Coyne v. Schenley Industries, Inc.

155 A.2d 238 (1959)

Maurice COYNE et al., Petitioners and Plaintiffs in Civil Action No. 1042 Below, Appellants,
Caryl M. Curtis, Petitioner in Civil Action No. 1040 Below,
v.
SCHENLEY INDUSTRIES, INC., a corporation of the State of Delaware, Respondent and Defendant Below, Appellee.

Supreme Court of Delaware.

November 10, 1959.

H. James Conaway, Jr., of Morford, Young & Conaway, Wilmington, for appellants.

Aaron Finger, of Richards, Layton & Finger, Wilmington, for appellee.

SOUTHERLAND, C. J., and WOLCOTT and BRAMHALL, JJ., sitting.

*239 SOUTHERLAND, Chief Justice.

The question presented is whether after a merger an unregistered stockholder of a constituent corporation is entitled to appraisal rights under the applicable provisions of the General Corporation Law, 8 Del.C. § 101 et seq.

Prior to March 26, 1958, Schenley Industries, Inc., a Delaware corporation, was the owner of about 96% of the outstanding shares of stock of Park & Tilford Distillers Corporation, another Delaware corporation. On that date Park was merged into Schenley by resolution of Schenley's board of directors, adopted pursuant to Section 253 of the General Corporation Law — the so-called "short-merger" statute.

In conformity with the statute Schenley mailed to the Park minority stockholders of record a notice that the merger had been accomplished. Appellant Maurice Coyne was the equitable owner of 700 shares of Park, 600 of which were registered in the name of L. F. Rothschild & Co., 50 in the name of E. F. Hutton & Co., and 50 in the name of Abraham Shapiro. Appellant Maximilian A. Coyne was the equitable owner of 100 shares of Park, registered in the name of Francis I. du Pont & Co.

On April 21, 1958, Maurice Coyne, Maximilian A. Coyne and L. F. Rothschild & Co., served upon Schenley and upon Park objections in writing to the merger and demanded payment for their stock.

The nominees Hutton & Co., Shapiro and Francis I. du Pont & Co. filed no objections.

· · ·

▸ Aim of the task:
Continue the Coyne v. Schenley Industries opinion from its last sentence.

▸ Dataset extract:
· · ·

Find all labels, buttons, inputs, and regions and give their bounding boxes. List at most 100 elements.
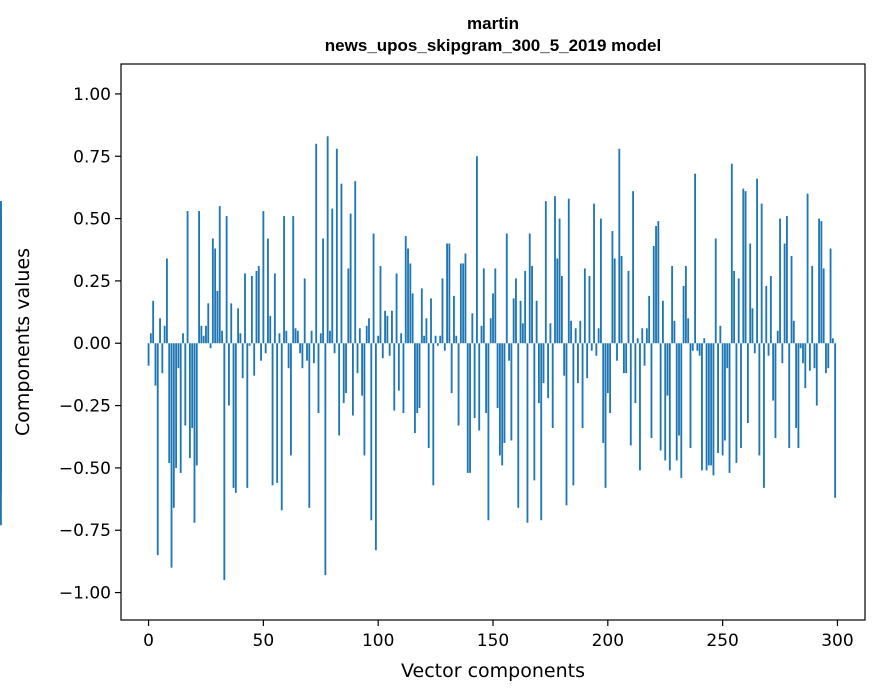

· · ·

▸ Task response:
The Coynes and Schenley having failed to agree upon the amounts to be paid for the shares, the Coynes and Rothschild & Co. on September 20, 1958, filed a petition under Section 253(e) and Section 262 for the appointment of an appraiser to determine the value of their shares.

Appellant Maurice Coyne filed a claim based on 700 shares of Park, in which Rothschild & Co. joined. Appellant Maximilian A. Coyne filed a claim based on 100 shares of Park.

Schenley made no objection to the claim of Rothschild & Co. in respect of the 600 shares standing in its name. It objected, however, to the claim of Maurice Coyne in respect of his remaining 100 shares and to the claim of Maximilian A. Coyne in respect of his 100 shares.

The Chancellor sustained the objections. The Coynes appeal.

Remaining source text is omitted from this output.